**Consigne A**
Recopiez à l'identique les lignes de la liste, de la ligne contenant « - svg-text:1: 1: [337, 625, 349, 648] » à la ligne contenant « - svg-text:4: 4: [719, 625, 731, 648] », ces deux lignes comprises.

Pour sauver le climat, faudra-t-il en finir avec les forfaits illimités dans l’Internet fixe ? C’est l’une des idées que retient le Conseil national du numérique dans ses travaux sur l’environnement et le numérique. Ce n’est évidemment pas la seule idée figurant dans la feuille de route — il y en a en tout cinquante, organisées autour de douze objectifs –, mais elle est l’une qui retient le plus l’attention, car elle va à contre-courant du marché français depuis une vingtaine d’années.
« Encourager les forfaits à consommation limitée »
L’idée, dont se fait l’écho Next Inpact, tient en une phrase : il s’agit de demander aux opérateurs télécoms « d’encourager les forfaits à consommation limitée, y compris sur le fixe, afin d’éviter une subvention indirecte des utilisateurs à fort trafic par l’ensemble des usagers, (sachant qu’une fois le seuil dépassé, il s’agit de passer à des débits moindres) ». En somme, il ne s’agirait pas de bloquer l’accès à Internet, mais de brider la capacité de téléchargement.

**Consigne B**
Relevez toutes les quantités supérieures à un, écrites en lettres, qui figurent dans le texte sur les forfaits illimités.

**Données fournies**

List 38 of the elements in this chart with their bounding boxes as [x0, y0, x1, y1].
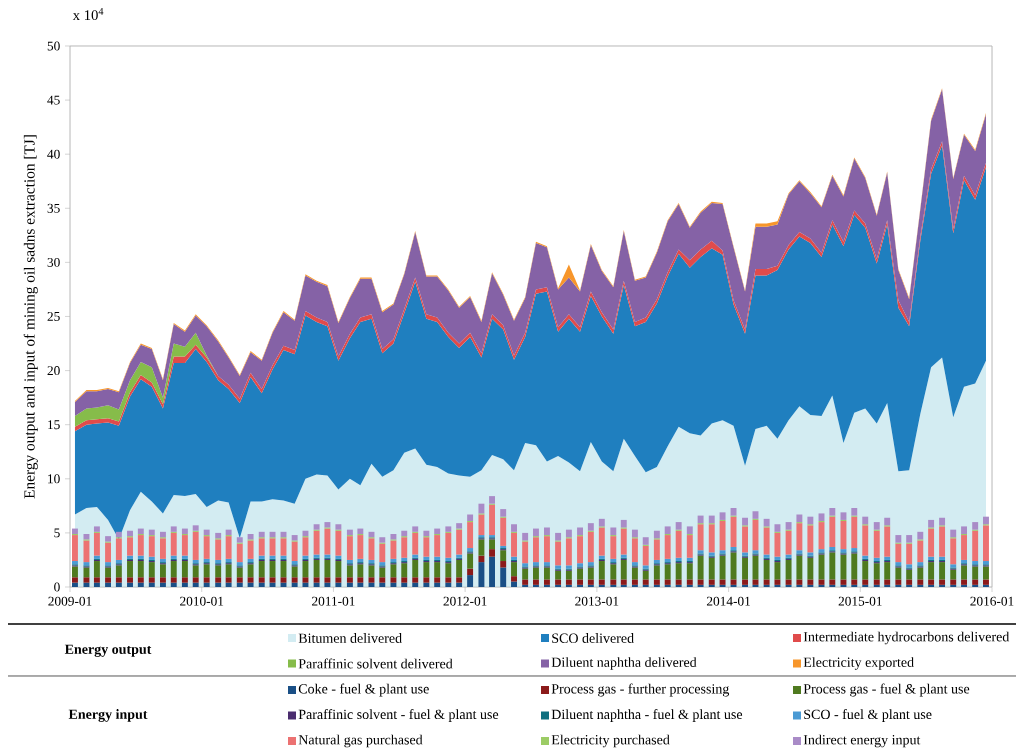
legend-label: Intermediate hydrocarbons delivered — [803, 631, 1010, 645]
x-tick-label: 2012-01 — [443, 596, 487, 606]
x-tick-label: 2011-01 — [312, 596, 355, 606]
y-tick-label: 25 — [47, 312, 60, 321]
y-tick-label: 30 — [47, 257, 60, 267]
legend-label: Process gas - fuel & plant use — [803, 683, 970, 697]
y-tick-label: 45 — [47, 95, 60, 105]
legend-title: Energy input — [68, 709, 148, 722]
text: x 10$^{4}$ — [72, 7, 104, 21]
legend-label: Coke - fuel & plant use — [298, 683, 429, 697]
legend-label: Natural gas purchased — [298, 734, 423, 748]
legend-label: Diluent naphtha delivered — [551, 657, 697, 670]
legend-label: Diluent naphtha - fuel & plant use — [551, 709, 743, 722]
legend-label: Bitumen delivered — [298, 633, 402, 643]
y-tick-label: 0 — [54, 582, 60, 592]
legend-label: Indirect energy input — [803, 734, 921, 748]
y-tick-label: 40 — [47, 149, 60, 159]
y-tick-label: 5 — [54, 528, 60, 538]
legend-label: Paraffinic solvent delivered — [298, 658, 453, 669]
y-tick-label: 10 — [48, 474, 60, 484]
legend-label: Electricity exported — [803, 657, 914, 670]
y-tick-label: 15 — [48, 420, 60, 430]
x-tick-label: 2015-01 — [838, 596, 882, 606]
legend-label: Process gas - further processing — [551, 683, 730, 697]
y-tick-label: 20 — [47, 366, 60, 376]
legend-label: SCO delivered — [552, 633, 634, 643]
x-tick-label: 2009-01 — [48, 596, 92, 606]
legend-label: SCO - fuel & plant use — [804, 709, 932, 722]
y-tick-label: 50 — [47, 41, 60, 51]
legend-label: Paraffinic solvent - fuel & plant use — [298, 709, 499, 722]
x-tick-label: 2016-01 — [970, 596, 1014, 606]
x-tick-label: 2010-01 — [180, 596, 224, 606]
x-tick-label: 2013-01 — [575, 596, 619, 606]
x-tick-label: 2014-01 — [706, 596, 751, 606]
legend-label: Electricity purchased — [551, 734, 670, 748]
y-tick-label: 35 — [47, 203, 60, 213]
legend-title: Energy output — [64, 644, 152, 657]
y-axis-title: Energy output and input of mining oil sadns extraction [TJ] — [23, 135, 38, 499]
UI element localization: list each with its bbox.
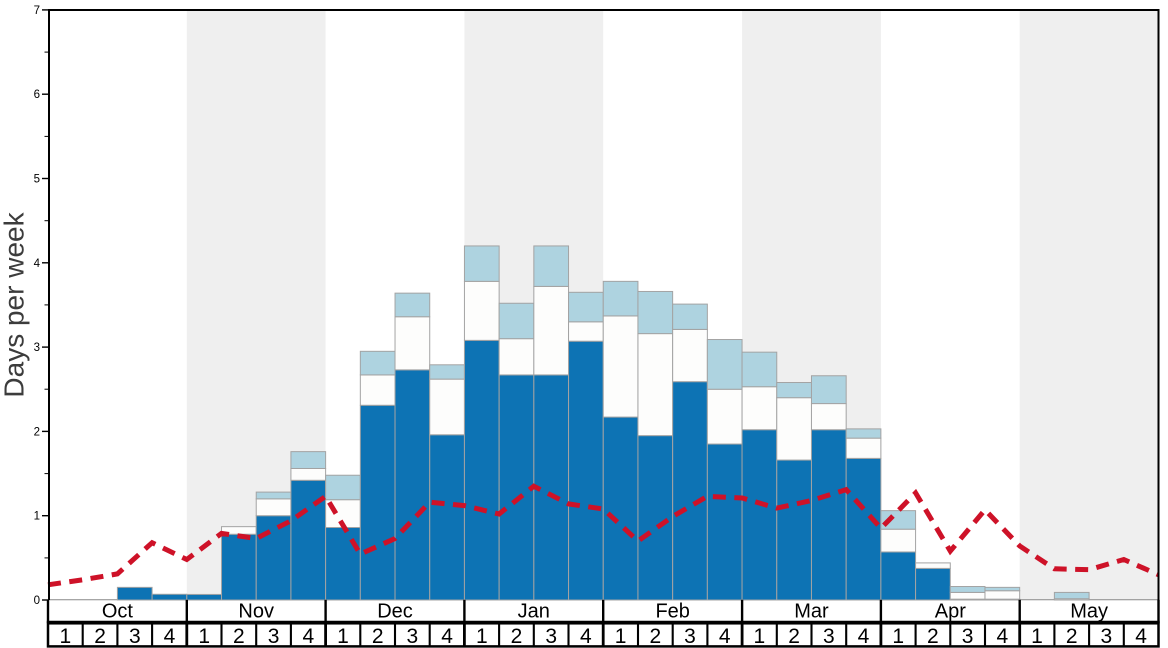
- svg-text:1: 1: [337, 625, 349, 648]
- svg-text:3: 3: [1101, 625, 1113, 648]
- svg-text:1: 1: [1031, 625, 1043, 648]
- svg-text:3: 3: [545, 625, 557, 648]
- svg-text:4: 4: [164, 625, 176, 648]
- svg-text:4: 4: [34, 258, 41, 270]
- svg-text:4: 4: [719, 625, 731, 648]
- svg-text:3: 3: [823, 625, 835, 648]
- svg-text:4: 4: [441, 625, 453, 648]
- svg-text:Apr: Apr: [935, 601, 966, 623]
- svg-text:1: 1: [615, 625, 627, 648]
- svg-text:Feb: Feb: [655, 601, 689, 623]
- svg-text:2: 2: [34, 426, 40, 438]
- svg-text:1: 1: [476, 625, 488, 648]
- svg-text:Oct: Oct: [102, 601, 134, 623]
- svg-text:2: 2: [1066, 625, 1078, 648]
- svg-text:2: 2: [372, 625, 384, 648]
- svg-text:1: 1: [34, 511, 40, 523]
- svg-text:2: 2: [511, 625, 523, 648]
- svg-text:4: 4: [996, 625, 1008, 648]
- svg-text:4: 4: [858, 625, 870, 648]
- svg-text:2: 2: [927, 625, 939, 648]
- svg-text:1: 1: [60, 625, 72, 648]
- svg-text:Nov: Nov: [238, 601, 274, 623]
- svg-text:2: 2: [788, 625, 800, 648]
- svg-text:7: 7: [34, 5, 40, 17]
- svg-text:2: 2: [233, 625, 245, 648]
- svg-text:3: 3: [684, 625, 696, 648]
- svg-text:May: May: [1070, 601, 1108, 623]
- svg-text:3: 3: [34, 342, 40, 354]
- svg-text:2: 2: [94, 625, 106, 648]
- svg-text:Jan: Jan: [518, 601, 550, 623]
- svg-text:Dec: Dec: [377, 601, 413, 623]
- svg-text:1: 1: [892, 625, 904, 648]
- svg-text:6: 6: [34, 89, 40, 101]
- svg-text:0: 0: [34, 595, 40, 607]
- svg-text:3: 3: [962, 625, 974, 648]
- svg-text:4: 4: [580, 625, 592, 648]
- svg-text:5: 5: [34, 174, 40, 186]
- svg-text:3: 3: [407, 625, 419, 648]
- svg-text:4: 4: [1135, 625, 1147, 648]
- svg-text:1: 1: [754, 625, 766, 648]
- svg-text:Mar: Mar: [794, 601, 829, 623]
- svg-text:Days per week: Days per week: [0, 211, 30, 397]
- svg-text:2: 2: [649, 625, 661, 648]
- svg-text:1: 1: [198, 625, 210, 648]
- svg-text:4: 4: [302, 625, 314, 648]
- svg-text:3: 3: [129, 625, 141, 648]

**Réponse A**
- svg-text:1: 1: [337, 625, 349, 648]
- svg-text:3: 3: [1101, 625, 1113, 648]
- svg-text:1: 1: [1031, 625, 1043, 648]
- svg-text:3: 3: [545, 625, 557, 648]
- svg-text:4: 4: [164, 625, 176, 648]
- svg-text:4: 4: [34, 258, 41, 270]
- svg-text:4: 4: [719, 625, 731, 648]

**Réponse B**
cinquante ; douze ; une vingtaine